*WHAT THE EXERCISE ASKS*. Copy the data below exactly.

*EXTRACTED RECORDS*.
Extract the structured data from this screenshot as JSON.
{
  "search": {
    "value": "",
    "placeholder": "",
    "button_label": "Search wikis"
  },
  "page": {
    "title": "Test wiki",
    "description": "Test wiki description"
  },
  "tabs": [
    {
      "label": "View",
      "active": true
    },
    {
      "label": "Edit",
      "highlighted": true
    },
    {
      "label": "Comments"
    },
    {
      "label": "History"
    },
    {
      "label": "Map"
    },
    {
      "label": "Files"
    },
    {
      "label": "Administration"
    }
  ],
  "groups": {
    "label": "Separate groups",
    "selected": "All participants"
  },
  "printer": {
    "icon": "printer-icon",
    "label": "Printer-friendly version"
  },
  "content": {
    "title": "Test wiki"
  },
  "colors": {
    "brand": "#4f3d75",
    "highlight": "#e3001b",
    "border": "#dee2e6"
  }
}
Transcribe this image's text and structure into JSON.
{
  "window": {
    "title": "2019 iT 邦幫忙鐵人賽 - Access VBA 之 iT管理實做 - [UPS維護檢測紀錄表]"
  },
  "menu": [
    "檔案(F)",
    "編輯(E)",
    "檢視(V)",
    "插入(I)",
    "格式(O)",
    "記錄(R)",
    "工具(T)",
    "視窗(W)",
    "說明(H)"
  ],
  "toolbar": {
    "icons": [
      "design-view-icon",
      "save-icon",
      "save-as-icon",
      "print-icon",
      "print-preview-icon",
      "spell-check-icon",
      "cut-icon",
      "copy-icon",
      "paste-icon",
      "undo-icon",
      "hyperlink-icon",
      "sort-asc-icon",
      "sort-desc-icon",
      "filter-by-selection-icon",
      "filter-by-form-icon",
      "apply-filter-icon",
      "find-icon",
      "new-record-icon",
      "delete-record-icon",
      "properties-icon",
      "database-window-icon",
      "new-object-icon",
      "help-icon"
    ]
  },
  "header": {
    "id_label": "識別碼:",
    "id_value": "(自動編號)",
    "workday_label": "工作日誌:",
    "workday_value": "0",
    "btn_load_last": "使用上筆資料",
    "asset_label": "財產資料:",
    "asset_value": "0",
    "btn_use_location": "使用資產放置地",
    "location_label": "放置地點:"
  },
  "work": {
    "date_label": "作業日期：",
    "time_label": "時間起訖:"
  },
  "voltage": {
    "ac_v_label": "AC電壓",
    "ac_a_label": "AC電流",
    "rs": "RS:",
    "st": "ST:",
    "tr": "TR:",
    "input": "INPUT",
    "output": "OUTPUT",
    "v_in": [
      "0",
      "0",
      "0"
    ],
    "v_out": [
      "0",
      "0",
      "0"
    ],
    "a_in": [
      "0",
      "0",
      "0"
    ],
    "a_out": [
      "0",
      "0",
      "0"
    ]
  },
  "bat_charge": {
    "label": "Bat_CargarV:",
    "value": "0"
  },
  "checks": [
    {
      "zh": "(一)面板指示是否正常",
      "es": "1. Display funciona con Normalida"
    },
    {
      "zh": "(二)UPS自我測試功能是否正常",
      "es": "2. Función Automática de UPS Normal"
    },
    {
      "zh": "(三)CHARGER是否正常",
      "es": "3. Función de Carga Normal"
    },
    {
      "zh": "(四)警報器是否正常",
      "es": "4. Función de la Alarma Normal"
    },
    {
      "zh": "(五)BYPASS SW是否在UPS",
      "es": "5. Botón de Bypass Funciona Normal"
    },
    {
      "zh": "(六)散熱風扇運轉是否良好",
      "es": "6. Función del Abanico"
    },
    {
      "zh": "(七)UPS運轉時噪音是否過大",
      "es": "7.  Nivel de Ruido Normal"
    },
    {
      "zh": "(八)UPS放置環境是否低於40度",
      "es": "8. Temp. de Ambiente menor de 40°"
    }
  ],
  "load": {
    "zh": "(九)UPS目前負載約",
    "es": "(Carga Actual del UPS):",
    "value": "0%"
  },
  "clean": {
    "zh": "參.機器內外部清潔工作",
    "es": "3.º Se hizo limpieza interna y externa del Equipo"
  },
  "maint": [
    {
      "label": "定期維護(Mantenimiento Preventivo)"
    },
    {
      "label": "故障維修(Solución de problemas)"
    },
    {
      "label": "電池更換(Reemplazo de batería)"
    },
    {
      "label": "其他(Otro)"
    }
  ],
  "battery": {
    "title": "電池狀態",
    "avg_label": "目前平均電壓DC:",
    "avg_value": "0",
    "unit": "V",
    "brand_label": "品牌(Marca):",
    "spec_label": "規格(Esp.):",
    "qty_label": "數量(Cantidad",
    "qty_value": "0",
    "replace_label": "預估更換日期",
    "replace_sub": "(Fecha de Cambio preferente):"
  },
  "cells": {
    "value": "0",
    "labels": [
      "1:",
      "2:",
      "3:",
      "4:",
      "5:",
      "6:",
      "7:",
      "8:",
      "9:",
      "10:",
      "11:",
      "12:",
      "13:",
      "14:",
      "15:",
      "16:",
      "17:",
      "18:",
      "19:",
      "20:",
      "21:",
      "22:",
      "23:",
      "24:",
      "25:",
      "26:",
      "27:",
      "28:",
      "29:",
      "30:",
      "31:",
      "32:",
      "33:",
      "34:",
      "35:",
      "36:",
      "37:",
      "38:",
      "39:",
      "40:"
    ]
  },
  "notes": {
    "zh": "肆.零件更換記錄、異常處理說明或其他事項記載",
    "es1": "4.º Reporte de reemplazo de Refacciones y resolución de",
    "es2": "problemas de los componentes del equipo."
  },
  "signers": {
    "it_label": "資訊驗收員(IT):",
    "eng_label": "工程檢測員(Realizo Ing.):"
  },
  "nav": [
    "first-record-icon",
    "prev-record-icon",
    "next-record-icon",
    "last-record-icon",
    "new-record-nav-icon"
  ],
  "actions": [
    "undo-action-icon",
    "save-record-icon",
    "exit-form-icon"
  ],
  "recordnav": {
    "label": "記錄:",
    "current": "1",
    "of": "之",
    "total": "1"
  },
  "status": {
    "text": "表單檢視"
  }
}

*WRITTEN SOLUTION*.
Extract the structured data from this screenshot as JSON.
{
  "search": {
    "value": "",
    "placeholder": "",
    "button_label": "Search wikis"
  },
  "page": {
    "title": "Test wiki",
    "description": "Test wiki description"
  },
  "tabs": [
    {
      "label": "View",
      "active": true
    },
    {
      "label": "Edit",
      "highlighted": true
    },
    {
      "label": "Comments"
    },
    {
      "label": "History"
    },
    {
      "label": "Map"
    },
    {
      "label": "Files"
    },
    {
      "label": "Administration"
    }
  ],
  "groups": {
    "label": "Separate groups",
    "selected": "All participants"
  },
  "printer": {
    "icon": "printer-icon",
    "label": "Printer-friendly version"
  },
  "content": {
    "title": "Test wiki"
  },
  "colors": {
    "brand": "#4f3d75",
    "highlight": "#e3001b",
    "border": "#dee2e6"
  }
}
Transcribe this image's text and structure into JSON.
{
  "window": {
    "title": "2019 iT 邦幫忙鐵人賽 - Access VBA 之 iT管理實做 - [UPS維護檢測紀錄表]"
  },
  "menu": [
    "檔案(F)",
    "編輯(E)",
    "檢視(V)",
    "插入(I)",
    "格式(O)",
    "記錄(R)",
    "工具(T)",
    "視窗(W)",
    "說明(H)"
  ],
  "toolbar": {
    "icons": [
      "design-view-icon",
      "save-icon",
      "save-as-icon",
      "print-icon",
      "print-preview-icon",
      "spell-check-icon",
      "cut-icon",
      "copy-icon",
      "paste-icon",
      "undo-icon",
      "hyperlink-icon",
      "sort-asc-icon",
      "sort-desc-icon",
      "filter-by-selection-icon",
      "filter-by-form-icon",
      "apply-filter-icon",
      "find-icon",
      "new-record-icon",
      "delete-record-icon",
      "properties-icon",
      "database-window-icon",
      "new-object-icon",
      "help-icon"
    ]
  },
  "header": {
    "id_label": "識別碼:",
    "id_value": "(自動編號)",
    "workday_label": "工作日誌:",
    "workday_value": "0",
    "btn_load_last": "使用上筆資料",
    "asset_label": "財產資料:",
    "asset_value": "0",
    "btn_use_location": "使用資產放置地",
    "location_label": "放置地點:"
  },
  "work": {
    "date_label": "作業日期：",
    "time_label": "時間起訖:"
  },
  "voltage": {
    "ac_v_label": "AC電壓",
    "ac_a_label": "AC電流",
    "rs": "RS:",
    "st": "ST:",
    "tr": "TR:",
    "input": "INPUT",
    "output": "OUTPUT",
    "v_in": [
      "0",
      "0",
      "0"
    ],
    "v_out": [
      "0",
      "0",
      "0"
    ],
    "a_in": [
      "0",
      "0",
      "0"
    ],
    "a_out": [
      "0",
      "0",
      "0"
    ]
  },
  "bat_charge": {
    "label": "Bat_CargarV:",
    "value": "0"
  },
  "checks": [
    {
      "zh": "(一)面板指示是否正常",
      "es": "1. Display funciona con Normalida"
    },
    {
      "zh": "(二)UPS自我測試功能是否正常",
      "es": "2. Función Automática de UPS Normal"
    },
    {
      "zh": "(三)CHARGER是否正常",
      "es": "3. Función de Carga Normal"
    },
    {
      "zh": "(四)警報器是否正常",
      "es": "4. Función de la Alarma Normal"
    },
    {
      "zh": "(五)BYPASS SW是否在UPS",
      "es": "5. Botón de Bypass Funciona Normal"
    },
    {
      "zh": "(六)散熱風扇運轉是否良好",
      "es": "6. Función del Abanico"
    },
    {
      "zh": "(七)UPS運轉時噪音是否過大",
      "es": "7.  Nivel de Ruido Normal"
    },
    {
      "zh": "(八)UPS放置環境是否低於40度",
      "es": "8. Temp. de Ambiente menor de 40°"
    }
  ],
  "load": {
    "zh": "(九)UPS目前負載約",
    "es": "(Carga Actual del UPS):",
    "value": "0%"
  },
  "clean": {
    "zh": "參.機器內外部清潔工作",
    "es": "3.º Se hizo limpieza interna y externa del Equipo"
  },
  "maint": [
    {
      "label": "定期維護(Mantenimiento Preventivo)"
    },
    {
      "label": "故障維修(Solución de problemas)"
    },
    {
      "label": "電池更換(Reemplazo de batería)"
    },
    {
      "label": "其他(Otro)"
    }
  ],
  "battery": {
    "title": "電池狀態",
    "avg_label": "目前平均電壓DC:",
    "avg_value": "0",
    "unit": "V",
    "brand_label": "品牌(Marca):",
    "spec_label": "規格(Esp.):",
    "qty_label": "數量(Cantidad",
    "qty_value": "0",
    "replace_label": "預估更換日期",
    "replace_sub": "(Fecha de Cambio preferente):"
  },
  "cells": {
    "value": "0",
    "labels": [
      "1:",
      "2:",
      "3:",
      "4:",
      "5:",
      "6:",
      "7:",
      "8:",
      "9:",
      "10:",
      "11:",
      "12:",
      "13:",
      "14:",
      "15:",
      "16:",
      "17:",
      "18:",
      "19:",
      "20:",
      "21:",
      "22:",
      "23:",
      "24:",
      "25:",
      "26:",
      "27:",
      "28:",
      "29:",
      "30:",
      "31:",
      "32:",
      "33:",
      "34:",
      "35:",
      "36:",
      "37:",
      "38:",
      "39:",
      "40:"
    ]
  },
  "notes": {
    "zh": "肆.零件更換記錄、異常處理說明或其他事項記載",
    "es1": "4.º Reporte de reemplazo de Refacciones y resolución de",
    "es2": "problemas de los componentes del equipo."
  },
  "signers": {
    "it_label": "資訊驗收員(IT):",
    "eng_label": "工程檢測員(Realizo Ing.):"
  },
  "nav": [
    "first-record-icon",
    "prev-record-icon",
    "next-record-icon",
    "last-record-icon",
    "new-record-nav-icon"
  ],
  "actions": [
    "undo-action-icon",
    "save-record-icon",
    "exit-form-icon"
  ],
  "recordnav": {
    "label": "記錄:",
    "current": "1",
    "of": "之",
    "total": "1"
  },
  "status": {
    "text": "表單檢視"
  }
}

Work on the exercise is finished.